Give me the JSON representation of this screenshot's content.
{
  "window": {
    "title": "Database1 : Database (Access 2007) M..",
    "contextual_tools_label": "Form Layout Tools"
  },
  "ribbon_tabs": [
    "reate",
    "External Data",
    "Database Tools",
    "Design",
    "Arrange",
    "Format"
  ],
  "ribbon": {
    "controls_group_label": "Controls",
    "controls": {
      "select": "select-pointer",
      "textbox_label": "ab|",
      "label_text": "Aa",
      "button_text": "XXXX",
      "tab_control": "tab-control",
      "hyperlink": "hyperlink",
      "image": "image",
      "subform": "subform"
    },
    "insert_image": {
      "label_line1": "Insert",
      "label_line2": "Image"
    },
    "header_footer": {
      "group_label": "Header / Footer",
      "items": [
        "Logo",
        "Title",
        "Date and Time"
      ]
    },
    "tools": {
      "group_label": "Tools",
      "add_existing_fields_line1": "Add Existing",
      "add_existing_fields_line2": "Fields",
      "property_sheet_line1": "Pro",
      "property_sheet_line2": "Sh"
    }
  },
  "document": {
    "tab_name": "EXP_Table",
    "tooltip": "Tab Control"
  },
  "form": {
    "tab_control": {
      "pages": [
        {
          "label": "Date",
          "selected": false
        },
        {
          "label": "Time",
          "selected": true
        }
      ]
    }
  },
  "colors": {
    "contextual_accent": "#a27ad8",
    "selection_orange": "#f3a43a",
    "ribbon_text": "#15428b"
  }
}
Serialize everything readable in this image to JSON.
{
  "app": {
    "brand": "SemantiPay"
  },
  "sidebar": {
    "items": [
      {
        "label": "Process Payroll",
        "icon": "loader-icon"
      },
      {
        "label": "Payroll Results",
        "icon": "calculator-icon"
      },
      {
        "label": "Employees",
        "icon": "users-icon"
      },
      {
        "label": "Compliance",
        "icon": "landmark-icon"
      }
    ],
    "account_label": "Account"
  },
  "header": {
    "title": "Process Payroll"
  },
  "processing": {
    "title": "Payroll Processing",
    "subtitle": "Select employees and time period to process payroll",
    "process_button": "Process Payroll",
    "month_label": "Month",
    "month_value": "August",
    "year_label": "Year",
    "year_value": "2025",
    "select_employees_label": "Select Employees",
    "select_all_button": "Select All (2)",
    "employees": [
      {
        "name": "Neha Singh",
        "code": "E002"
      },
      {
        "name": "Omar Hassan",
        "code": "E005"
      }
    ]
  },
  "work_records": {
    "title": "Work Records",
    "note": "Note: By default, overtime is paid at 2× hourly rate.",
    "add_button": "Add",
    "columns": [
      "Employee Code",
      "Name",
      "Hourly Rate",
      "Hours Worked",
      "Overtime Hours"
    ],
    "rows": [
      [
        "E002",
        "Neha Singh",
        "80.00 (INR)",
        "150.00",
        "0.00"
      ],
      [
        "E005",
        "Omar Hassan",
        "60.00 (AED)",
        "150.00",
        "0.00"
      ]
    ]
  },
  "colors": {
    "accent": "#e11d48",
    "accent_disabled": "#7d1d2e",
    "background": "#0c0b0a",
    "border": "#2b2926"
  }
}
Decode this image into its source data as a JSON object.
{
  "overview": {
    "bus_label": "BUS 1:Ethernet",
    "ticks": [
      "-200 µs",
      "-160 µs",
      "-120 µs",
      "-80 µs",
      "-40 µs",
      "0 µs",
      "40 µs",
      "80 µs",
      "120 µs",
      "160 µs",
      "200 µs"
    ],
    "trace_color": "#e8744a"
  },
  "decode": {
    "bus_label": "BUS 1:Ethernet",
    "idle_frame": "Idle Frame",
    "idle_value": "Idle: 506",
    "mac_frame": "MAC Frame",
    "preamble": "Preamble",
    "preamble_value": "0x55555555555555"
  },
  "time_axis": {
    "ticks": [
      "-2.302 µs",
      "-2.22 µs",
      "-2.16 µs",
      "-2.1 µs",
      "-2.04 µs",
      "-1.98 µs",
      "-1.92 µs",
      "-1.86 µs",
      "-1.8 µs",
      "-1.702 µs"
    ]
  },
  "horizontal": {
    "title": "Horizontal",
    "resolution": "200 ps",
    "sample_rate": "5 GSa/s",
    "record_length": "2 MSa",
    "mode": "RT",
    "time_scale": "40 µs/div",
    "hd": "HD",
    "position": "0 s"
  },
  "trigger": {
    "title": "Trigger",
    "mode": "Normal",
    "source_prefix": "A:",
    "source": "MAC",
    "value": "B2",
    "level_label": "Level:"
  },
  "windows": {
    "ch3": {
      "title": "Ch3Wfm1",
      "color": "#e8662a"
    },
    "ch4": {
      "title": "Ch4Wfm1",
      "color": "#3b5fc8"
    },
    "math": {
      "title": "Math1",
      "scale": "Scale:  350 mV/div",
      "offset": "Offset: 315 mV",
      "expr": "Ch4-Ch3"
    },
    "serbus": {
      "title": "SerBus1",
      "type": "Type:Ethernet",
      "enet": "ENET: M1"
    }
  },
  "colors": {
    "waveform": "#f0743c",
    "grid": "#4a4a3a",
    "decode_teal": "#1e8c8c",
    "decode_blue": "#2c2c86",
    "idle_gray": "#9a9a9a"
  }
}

- _Directions_: Copy every record above exactly as it appears.

- _Correct response_:
Give me the JSON representation of this screenshot's content.
{
  "window": {
    "title": "Database1 : Database (Access 2007) M..",
    "contextual_tools_label": "Form Layout Tools"
  },
  "ribbon_tabs": [
    "reate",
    "External Data",
    "Database Tools",
    "Design",
    "Arrange",
    "Format"
  ],
  "ribbon": {
    "controls_group_label": "Controls",
    "controls": {
      "select": "select-pointer",
      "textbox_label": "ab|",
      "label_text": "Aa",
      "button_text": "XXXX",
      "tab_control": "tab-control",
      "hyperlink": "hyperlink",
      "image": "image",
      "subform": "subform"
    },
    "insert_image": {
      "label_line1": "Insert",
      "label_line2": "Image"
    },
    "header_footer": {
      "group_label": "Header / Footer",
      "items": [
        "Logo",
        "Title",
        "Date and Time"
      ]
    },
    "tools": {
      "group_label": "Tools",
      "add_existing_fields_line1": "Add Existing",
      "add_existing_fields_line2": "Fields",
      "property_sheet_line1": "Pro",
      "property_sheet_line2": "Sh"
    }
  },
  "document": {
    "tab_name": "EXP_Table",
    "tooltip": "Tab Control"
  },
  "form": {
    "tab_control": {
      "pages": [
        {
          "label": "Date",
          "selected": false
        },
        {
          "label": "Time",
          "selected": true
        }
      ]
    }
  },
  "colors": {
    "contextual_accent": "#a27ad8",
    "selection_orange": "#f3a43a",
    "ribbon_text": "#15428b"
  }
}
Serialize everything readable in this image to JSON.
{
  "app": {
    "brand": "SemantiPay"
  },
  "sidebar": {
    "items": [
      {
        "label": "Process Payroll",
        "icon": "loader-icon"
      },
      {
        "label": "Payroll Results",
        "icon": "calculator-icon"
      },
      {
        "label": "Employees",
        "icon": "users-icon"
      },
      {
        "label": "Compliance",
        "icon": "landmark-icon"
      }
    ],
    "account_label": "Account"
  },
  "header": {
    "title": "Process Payroll"
  },
  "processing": {
    "title": "Payroll Processing",
    "subtitle": "Select employees and time period to process payroll",
    "process_button": "Process Payroll",
    "month_label": "Month",
    "month_value": "August",
    "year_label": "Year",
    "year_value": "2025",
    "select_employees_label": "Select Employees",
    "select_all_button": "Select All (2)",
    "employees": [
      {
        "name": "Neha Singh",
        "code": "E002"
      },
      {
        "name": "Omar Hassan",
        "code": "E005"
      }
    ]
  },
  "work_records": {
    "title": "Work Records",
    "note": "Note: By default, overtime is paid at 2× hourly rate.",
    "add_button": "Add",
    "columns": [
      "Employee Code",
      "Name",
      "Hourly Rate",
      "Hours Worked",
      "Overtime Hours"
    ],
    "rows": [
      [
        "E002",
        "Neha Singh",
        "80.00 (INR)",
        "150.00",
        "0.00"
      ],
      [
        "E005",
        "Omar Hassan",
        "60.00 (AED)",
        "150.00",
        "0.00"
      ]
    ]
  },
  "colors": {
    "accent": "#e11d48",
    "accent_disabled": "#7d1d2e",
    "background": "#0c0b0a",
    "border": "#2b2926"
  }
}
Decode this image into its source data as a JSON object.
{
  "overview": {
    "bus_label": "BUS 1:Ethernet",
    "ticks": [
      "-200 µs",
      "-160 µs",
      "-120 µs",
      "-80 µs",
      "-40 µs",
      "0 µs",
      "40 µs",
      "80 µs",
      "120 µs",
      "160 µs",
      "200 µs"
    ],
    "trace_color": "#e8744a"
  },
  "decode": {
    "bus_label": "BUS 1:Ethernet",
    "idle_frame": "Idle Frame",
    "idle_value": "Idle: 506",
    "mac_frame": "MAC Frame",
    "preamble": "Preamble",
    "preamble_value": "0x55555555555555"
  },
  "time_axis": {
    "ticks": [
      "-2.302 µs",
      "-2.22 µs",
      "-2.16 µs",
      "-2.1 µs",
      "-2.04 µs",
      "-1.98 µs",
      "-1.92 µs",
      "-1.86 µs",
      "-1.8 µs",
      "-1.702 µs"
    ]
  },
  "horizontal": {
    "title": "Horizontal",
    "resolution": "200 ps",
    "sample_rate": "5 GSa/s",
    "record_length": "2 MSa",
    "mode": "RT",
    "time_scale": "40 µs/div",
    "hd": "HD",
    "position": "0 s"
  },
  "trigger": {
    "title": "Trigger",
    "mode": "Normal",
    "source_prefix": "A:",
    "source": "MAC",
    "value": "B2",
    "level_label": "Level:"
  },
  "windows": {
    "ch3": {
      "title": "Ch3Wfm1",
      "color": "#e8662a"
    },
    "ch4": {
      "title": "Ch4Wfm1",
      "color": "#3b5fc8"
    },
    "math": {
      "title": "Math1",
      "scale": "Scale:  350 mV/div",
      "offset": "Offset: 315 mV",
      "expr": "Ch4-Ch3"
    },
    "serbus": {
      "title": "SerBus1",
      "type": "Type:Ethernet",
      "enet": "ENET: M1"
    }
  },
  "colors": {
    "waveform": "#f0743c",
    "grid": "#4a4a3a",
    "decode_teal": "#1e8c8c",
    "decode_blue": "#2c2c86",
    "idle_gray": "#9a9a9a"
  }
}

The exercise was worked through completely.